(Stored data)

# # #

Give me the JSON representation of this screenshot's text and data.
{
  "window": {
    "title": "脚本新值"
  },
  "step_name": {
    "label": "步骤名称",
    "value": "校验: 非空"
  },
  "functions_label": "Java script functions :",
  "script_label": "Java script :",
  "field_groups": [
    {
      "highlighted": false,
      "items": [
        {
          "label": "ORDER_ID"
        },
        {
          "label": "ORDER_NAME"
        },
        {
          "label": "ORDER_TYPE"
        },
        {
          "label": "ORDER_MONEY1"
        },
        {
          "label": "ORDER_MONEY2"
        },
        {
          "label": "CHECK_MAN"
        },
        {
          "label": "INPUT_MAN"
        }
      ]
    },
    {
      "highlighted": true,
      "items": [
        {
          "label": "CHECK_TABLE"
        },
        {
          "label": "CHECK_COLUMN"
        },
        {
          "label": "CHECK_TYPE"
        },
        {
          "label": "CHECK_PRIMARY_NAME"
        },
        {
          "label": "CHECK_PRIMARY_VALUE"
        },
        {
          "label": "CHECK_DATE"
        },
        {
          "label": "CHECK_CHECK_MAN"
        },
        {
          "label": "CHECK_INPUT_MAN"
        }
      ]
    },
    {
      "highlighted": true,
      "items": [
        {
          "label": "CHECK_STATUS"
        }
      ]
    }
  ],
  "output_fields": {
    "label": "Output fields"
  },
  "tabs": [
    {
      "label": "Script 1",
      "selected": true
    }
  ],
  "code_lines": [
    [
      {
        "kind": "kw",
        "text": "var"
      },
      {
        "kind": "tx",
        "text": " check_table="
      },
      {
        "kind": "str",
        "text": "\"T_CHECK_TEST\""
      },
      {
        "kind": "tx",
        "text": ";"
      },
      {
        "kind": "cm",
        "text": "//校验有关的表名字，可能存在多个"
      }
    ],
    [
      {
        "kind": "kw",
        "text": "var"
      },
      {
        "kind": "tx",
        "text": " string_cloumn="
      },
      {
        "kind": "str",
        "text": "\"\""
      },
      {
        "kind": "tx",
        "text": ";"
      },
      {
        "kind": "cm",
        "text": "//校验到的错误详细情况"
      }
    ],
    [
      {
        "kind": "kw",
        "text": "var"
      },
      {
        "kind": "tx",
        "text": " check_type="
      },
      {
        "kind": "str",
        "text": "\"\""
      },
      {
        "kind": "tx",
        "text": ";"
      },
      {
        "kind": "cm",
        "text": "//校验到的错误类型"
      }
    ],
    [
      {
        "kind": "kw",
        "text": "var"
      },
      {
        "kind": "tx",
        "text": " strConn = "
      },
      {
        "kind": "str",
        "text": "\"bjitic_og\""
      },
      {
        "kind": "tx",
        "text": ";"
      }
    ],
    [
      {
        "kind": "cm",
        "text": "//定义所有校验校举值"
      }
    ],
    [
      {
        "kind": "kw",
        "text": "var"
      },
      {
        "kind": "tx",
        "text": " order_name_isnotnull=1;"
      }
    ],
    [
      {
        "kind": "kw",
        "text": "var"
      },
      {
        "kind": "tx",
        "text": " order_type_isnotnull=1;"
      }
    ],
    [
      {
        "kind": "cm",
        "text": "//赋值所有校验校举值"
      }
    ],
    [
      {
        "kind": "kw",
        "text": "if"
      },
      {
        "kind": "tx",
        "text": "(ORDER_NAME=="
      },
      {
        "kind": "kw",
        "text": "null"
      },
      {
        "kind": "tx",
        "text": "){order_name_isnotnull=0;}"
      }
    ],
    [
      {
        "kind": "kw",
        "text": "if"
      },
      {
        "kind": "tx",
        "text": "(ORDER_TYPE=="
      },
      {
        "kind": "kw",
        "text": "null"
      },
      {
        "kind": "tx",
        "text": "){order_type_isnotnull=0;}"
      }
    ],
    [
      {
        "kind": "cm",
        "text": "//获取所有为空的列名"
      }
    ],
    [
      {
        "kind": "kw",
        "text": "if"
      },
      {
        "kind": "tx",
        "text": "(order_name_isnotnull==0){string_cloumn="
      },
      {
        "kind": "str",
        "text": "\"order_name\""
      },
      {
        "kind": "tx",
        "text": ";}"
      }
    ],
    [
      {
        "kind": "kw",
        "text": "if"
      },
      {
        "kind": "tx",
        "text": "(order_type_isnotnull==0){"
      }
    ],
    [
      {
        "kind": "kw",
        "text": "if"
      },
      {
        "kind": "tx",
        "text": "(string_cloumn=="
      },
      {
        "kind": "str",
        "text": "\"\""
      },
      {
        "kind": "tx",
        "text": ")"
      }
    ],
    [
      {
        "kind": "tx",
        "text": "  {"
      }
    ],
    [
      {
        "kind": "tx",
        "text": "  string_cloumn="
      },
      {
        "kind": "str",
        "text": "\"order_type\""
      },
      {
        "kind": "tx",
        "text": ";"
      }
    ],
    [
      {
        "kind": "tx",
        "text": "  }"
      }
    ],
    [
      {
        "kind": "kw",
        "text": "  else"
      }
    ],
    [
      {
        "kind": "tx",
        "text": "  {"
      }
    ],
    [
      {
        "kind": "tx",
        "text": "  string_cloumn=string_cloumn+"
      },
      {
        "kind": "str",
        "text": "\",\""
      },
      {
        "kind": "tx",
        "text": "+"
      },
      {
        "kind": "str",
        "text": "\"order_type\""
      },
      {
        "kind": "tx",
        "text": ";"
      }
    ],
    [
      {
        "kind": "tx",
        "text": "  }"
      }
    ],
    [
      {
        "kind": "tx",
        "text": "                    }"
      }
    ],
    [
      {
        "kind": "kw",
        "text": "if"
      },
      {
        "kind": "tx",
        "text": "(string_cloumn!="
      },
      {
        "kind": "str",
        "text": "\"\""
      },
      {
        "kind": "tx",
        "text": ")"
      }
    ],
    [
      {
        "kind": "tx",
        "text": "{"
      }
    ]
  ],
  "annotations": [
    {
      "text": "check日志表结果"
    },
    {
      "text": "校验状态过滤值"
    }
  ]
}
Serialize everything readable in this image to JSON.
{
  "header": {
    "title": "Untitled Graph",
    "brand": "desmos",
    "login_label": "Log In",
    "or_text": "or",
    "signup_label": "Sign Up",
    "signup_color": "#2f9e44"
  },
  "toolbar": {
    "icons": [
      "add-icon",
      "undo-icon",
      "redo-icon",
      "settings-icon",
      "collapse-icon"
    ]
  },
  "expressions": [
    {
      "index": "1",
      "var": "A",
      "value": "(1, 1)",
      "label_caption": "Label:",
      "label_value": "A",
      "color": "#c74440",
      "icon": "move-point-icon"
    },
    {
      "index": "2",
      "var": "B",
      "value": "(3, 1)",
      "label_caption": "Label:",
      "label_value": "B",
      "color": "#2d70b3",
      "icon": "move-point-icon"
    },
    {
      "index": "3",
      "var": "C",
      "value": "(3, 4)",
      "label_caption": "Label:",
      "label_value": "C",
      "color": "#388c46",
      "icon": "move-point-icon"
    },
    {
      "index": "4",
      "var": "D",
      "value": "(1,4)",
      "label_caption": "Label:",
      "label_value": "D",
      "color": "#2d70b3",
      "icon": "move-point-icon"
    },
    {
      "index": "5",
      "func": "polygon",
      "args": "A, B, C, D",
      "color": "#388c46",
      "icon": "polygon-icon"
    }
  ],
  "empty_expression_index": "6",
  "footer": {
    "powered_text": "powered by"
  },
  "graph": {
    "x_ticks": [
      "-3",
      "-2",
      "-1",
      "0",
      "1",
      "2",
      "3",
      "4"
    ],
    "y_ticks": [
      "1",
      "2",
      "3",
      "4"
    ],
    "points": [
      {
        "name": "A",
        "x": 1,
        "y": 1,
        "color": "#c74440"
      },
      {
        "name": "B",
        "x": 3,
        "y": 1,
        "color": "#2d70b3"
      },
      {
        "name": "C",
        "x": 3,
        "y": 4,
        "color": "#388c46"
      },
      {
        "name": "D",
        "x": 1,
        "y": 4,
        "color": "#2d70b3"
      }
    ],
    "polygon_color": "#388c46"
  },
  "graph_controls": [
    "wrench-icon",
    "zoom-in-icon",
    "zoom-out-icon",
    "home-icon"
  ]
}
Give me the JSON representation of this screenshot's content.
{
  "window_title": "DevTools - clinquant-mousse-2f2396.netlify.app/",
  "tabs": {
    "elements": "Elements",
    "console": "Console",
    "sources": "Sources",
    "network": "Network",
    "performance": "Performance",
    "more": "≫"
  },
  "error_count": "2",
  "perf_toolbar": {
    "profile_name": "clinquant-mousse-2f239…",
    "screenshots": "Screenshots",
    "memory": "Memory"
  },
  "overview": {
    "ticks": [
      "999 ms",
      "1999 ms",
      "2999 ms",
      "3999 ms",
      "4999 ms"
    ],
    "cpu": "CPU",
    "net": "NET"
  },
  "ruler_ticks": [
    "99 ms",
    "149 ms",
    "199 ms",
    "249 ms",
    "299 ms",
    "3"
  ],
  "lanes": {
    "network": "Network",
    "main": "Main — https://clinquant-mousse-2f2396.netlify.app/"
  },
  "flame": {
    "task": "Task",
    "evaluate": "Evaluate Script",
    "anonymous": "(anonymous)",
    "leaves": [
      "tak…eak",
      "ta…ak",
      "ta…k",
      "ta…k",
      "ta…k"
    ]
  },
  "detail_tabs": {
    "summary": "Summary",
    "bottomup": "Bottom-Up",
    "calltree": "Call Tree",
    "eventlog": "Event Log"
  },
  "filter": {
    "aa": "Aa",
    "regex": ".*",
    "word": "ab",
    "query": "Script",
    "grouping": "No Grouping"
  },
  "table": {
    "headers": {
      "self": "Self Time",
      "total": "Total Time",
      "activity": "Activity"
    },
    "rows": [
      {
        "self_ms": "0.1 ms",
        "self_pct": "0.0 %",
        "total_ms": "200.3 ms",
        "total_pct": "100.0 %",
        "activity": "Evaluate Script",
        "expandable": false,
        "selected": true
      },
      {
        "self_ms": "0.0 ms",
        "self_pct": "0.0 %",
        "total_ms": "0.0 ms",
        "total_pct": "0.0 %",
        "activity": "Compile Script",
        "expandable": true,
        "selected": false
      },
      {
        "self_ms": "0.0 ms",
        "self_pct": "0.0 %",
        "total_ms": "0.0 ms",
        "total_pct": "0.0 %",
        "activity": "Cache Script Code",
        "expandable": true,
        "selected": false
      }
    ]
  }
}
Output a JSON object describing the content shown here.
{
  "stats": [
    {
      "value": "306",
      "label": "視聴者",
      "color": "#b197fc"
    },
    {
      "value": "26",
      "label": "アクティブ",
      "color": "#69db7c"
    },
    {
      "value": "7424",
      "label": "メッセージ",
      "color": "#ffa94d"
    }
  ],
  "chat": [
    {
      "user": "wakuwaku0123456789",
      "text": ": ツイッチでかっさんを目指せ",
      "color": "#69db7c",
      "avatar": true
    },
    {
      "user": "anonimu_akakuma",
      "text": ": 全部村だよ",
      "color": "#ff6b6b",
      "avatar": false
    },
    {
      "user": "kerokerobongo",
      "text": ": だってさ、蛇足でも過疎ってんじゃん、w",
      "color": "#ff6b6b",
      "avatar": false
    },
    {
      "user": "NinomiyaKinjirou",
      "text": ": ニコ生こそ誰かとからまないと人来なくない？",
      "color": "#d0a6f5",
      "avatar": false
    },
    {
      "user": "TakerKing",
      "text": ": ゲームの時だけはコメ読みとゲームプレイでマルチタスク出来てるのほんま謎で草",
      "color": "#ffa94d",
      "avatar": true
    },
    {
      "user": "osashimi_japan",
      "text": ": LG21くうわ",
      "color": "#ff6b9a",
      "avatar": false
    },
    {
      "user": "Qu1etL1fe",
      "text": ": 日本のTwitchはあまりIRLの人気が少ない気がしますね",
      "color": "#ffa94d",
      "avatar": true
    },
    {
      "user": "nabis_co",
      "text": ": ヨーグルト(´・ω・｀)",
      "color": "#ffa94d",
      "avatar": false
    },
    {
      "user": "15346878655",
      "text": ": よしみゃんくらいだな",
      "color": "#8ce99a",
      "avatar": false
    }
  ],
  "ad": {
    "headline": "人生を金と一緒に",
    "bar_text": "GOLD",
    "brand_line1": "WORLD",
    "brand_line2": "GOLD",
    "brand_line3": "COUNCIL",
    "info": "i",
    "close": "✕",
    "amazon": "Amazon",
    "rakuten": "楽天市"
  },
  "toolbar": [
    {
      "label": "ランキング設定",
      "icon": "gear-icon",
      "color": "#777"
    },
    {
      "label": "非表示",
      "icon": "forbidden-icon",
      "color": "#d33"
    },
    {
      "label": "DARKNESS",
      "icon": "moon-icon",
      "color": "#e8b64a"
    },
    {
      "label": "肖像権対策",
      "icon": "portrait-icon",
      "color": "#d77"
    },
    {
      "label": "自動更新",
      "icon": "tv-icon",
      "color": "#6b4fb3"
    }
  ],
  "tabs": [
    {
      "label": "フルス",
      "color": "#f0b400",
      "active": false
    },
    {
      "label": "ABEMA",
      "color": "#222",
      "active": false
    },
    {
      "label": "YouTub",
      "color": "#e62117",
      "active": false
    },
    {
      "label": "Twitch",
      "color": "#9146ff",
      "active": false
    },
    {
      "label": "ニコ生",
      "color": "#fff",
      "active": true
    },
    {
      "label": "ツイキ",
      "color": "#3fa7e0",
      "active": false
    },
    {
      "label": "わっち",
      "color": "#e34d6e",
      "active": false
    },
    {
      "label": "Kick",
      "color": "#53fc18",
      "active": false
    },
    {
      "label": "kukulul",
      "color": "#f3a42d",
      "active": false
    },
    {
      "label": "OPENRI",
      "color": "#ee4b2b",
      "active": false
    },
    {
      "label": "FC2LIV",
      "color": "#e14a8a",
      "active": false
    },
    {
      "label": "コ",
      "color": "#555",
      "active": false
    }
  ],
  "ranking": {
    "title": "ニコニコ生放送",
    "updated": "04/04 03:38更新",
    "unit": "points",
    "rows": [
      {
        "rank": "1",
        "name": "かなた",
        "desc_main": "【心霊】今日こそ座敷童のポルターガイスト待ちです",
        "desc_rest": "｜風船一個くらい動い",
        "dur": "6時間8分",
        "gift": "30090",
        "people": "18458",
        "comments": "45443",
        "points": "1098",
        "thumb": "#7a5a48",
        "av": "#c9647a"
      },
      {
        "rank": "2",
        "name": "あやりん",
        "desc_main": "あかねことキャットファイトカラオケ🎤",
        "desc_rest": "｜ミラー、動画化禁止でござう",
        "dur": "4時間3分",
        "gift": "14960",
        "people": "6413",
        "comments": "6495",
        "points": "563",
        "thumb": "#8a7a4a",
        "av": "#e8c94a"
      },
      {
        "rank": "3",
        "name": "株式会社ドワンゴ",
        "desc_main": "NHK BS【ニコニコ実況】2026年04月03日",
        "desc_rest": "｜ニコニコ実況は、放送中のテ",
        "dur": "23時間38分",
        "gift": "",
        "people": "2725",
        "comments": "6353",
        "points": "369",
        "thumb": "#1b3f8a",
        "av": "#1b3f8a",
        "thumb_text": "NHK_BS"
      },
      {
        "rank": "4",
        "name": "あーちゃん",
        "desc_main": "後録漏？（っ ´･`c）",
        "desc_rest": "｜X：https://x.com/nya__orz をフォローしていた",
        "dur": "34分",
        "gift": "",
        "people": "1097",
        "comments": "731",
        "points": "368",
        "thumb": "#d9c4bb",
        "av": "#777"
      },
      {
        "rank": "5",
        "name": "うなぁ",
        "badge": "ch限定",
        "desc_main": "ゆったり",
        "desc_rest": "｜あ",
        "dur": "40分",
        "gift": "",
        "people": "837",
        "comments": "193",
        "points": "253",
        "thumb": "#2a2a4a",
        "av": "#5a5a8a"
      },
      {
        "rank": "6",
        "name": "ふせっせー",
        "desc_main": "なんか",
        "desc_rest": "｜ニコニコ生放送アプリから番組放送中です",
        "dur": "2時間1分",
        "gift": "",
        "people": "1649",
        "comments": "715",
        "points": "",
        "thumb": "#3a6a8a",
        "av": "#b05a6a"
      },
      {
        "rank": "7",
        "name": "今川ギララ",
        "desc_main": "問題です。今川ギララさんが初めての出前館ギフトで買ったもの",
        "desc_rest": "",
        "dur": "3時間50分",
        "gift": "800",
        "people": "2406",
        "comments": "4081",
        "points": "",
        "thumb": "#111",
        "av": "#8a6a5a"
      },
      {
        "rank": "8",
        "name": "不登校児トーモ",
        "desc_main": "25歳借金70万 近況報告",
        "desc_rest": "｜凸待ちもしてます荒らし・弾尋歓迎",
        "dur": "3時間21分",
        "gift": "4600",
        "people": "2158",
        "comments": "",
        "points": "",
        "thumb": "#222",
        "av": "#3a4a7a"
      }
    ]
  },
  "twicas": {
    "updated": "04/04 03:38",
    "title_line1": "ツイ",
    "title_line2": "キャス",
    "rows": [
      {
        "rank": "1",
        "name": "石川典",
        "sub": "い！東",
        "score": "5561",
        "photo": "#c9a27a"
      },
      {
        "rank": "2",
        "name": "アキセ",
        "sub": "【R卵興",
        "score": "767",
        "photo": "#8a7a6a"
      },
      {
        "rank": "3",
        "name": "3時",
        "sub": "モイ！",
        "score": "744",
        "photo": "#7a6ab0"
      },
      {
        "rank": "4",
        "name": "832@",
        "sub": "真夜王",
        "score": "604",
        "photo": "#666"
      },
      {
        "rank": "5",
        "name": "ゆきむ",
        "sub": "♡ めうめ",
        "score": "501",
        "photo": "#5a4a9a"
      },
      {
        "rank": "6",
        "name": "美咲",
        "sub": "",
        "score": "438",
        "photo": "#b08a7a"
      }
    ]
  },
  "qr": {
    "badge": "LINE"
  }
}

# # #

* DIRECTIVE *
Look through the entries above and list every line containing "representation".

* SOLUTION FOR THIS EXERCISE *
Give me the JSON representation of this screenshot's text and data.
Give me the JSON representation of this screenshot's content.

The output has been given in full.